### Instructions to follow
Set down all of the data exactly as it appears.

### Exercise input
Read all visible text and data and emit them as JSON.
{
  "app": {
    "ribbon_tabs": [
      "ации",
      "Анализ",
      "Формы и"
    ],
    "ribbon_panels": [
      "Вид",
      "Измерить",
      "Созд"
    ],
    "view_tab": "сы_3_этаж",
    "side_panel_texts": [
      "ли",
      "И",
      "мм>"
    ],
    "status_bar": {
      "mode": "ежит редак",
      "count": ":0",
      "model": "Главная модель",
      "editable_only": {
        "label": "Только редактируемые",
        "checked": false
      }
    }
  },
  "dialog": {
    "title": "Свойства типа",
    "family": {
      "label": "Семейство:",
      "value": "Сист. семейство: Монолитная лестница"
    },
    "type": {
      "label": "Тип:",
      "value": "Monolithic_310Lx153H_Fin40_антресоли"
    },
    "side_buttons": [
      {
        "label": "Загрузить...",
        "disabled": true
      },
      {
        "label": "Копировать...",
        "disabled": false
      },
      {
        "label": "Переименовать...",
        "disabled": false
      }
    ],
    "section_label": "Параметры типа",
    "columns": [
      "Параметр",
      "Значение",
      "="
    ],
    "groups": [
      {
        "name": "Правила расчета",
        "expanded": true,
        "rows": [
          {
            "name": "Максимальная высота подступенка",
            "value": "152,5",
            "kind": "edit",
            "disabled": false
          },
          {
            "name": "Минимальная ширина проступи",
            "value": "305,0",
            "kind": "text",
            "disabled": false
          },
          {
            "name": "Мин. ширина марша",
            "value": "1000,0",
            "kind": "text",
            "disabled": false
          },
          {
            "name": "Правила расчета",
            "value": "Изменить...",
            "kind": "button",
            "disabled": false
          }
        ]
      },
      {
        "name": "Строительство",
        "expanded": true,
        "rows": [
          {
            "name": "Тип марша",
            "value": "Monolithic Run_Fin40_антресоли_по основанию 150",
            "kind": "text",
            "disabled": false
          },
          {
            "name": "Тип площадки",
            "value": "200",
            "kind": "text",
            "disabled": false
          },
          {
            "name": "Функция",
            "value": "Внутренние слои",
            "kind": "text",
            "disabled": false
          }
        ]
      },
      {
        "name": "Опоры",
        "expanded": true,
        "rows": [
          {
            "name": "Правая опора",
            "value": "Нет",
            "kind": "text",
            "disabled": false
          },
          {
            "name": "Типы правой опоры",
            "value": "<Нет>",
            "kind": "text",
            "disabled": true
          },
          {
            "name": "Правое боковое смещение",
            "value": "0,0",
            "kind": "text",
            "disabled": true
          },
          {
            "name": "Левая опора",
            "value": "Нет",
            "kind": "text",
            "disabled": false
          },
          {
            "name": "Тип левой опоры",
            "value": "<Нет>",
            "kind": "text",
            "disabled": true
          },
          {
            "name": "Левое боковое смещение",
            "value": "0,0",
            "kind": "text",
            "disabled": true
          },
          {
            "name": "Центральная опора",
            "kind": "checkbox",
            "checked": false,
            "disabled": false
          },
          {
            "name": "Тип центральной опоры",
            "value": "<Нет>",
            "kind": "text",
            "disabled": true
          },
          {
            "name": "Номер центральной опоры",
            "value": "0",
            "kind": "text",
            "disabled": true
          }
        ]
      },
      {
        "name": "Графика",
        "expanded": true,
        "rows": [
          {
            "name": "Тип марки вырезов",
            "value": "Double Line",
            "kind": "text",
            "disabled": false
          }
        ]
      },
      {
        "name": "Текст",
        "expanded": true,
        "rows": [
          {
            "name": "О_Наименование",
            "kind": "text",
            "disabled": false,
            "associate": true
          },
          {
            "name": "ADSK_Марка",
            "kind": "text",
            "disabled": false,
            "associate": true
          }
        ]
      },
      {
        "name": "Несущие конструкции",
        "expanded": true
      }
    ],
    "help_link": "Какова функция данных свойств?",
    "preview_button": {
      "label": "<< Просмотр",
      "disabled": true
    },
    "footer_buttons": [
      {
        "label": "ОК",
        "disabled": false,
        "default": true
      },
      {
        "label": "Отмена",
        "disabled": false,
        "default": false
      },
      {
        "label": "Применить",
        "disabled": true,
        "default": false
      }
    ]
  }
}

### Result below
Read all visible text and data and emit them as JSON.
{
  "app": {
    "ribbon_tabs": [
      "ации",
      "Анализ",
      "Формы и"
    ],
    "ribbon_panels": [
      "Вид",
      "Измерить",
      "Созд"
    ],
    "view_tab": "сы_3_этаж",
    "side_panel_texts": [
      "ли",
      "И",
      "мм>"
    ],
    "status_bar": {
      "mode": "ежит редак",
      "count": ":0",
      "model": "Главная модель",
      "editable_only": {
        "label": "Только редактируемые",
        "checked": false
      }
    }
  },
  "dialog": {
    "title": "Свойства типа",
    "family": {
      "label": "Семейство:",
      "value": "Сист. семейство: Монолитная лестница"
    },
    "type": {
      "label": "Тип:",
      "value": "Monolithic_310Lx153H_Fin40_антресоли"
    },
    "side_buttons": [
      {
        "label": "Загрузить...",
        "disabled": true
      },
      {
        "label": "Копировать...",
        "disabled": false
      },
      {
        "label": "Переименовать...",
        "disabled": false
      }
    ],
    "section_label": "Параметры типа",
    "columns": [
      "Параметр",
      "Значение",
      "="
    ],
    "groups": [
      {
        "name": "Правила расчета",
        "expanded": true,
        "rows": [
          {
            "name": "Максимальная высота подступенка",
            "value": "152,5",
            "kind": "edit",
            "disabled": false
          },
          {
            "name": "Минимальная ширина проступи",
            "value": "305,0",
            "kind": "text",
            "disabled": false
          },
          {
            "name": "Мин. ширина марша",
            "value": "1000,0",
            "kind": "text",
            "disabled": false
          },
          {
            "name": "Правила расчета",
            "value": "Изменить...",
            "kind": "button",
            "disabled": false
          }
        ]
      },
      {
        "name": "Строительство",
        "expanded": true,
        "rows": [
          {
            "name": "Тип марша",
            "value": "Monolithic Run_Fin40_антресоли_по основанию 150",
            "kind": "text",
            "disabled": false
          },
          {
            "name": "Тип площадки",
            "value": "200",
            "kind": "text",
            "disabled": false
          },
          {
            "name": "Функция",
            "value": "Внутренние слои",
            "kind": "text",
            "disabled": false
          }
        ]
      },
      {
        "name": "Опоры",
        "expanded": true,
        "rows": [
          {
            "name": "Правая опора",
            "value": "Нет",
            "kind": "text",
            "disabled": false
          },
          {
            "name": "Типы правой опоры",
            "value": "<Нет>",
            "kind": "text",
            "disabled": true
          },
          {
            "name": "Правое боковое смещение",
            "value": "0,0",
            "kind": "text",
            "disabled": true
          },
          {
            "name": "Левая опора",
            "value": "Нет",
            "kind": "text",
            "disabled": false
          },
          {
            "name": "Тип левой опоры",
            "value": "<Нет>",
            "kind": "text",
            "disabled": true
          },
          {
            "name": "Левое боковое смещение",
            "value": "0,0",
            "kind": "text",
            "disabled": true
          },
          {
            "name": "Центральная опора",
            "kind": "checkbox",
            "checked": false,
            "disabled": false
          },
          {
            "name": "Тип центральной опоры",
            "value": "<Нет>",
            "kind": "text",
            "disabled": true
          },
          {
            "name": "Номер центральной опоры",
            "value": "0",
            "kind": "text",
            "disabled": true
          }
        ]
      },
      {
        "name": "Графика",
        "expanded": true,
        "rows": [
          {
            "name": "Тип марки вырезов",
            "value": "Double Line",
            "kind": "text",
            "disabled": false
          }
        ]
      },
      {
        "name": "Текст",
        "expanded": true,
        "rows": [
          {
            "name": "О_Наименование",
            "kind": "text",
            "disabled": false,
            "associate": true
          },
          {
            "name": "ADSK_Марка",
            "kind": "text",
            "disabled": false,
            "associate": true
          }
        ]
      },
      {
        "name": "Несущие конструкции",
        "expanded": true
      }
    ],
    "help_link": "Какова функция данных свойств?",
    "preview_button": {
      "label": "<< Просмотр",
      "disabled": true
    },
    "footer_buttons": [
      {
        "label": "ОК",
        "disabled": false,
        "default": true
      },
      {
        "label": "Отмена",
        "disabled": false,
        "default": false
      },
      {
        "label": "Применить",
        "disabled": true,
        "default": false
      }
    ]
  }
}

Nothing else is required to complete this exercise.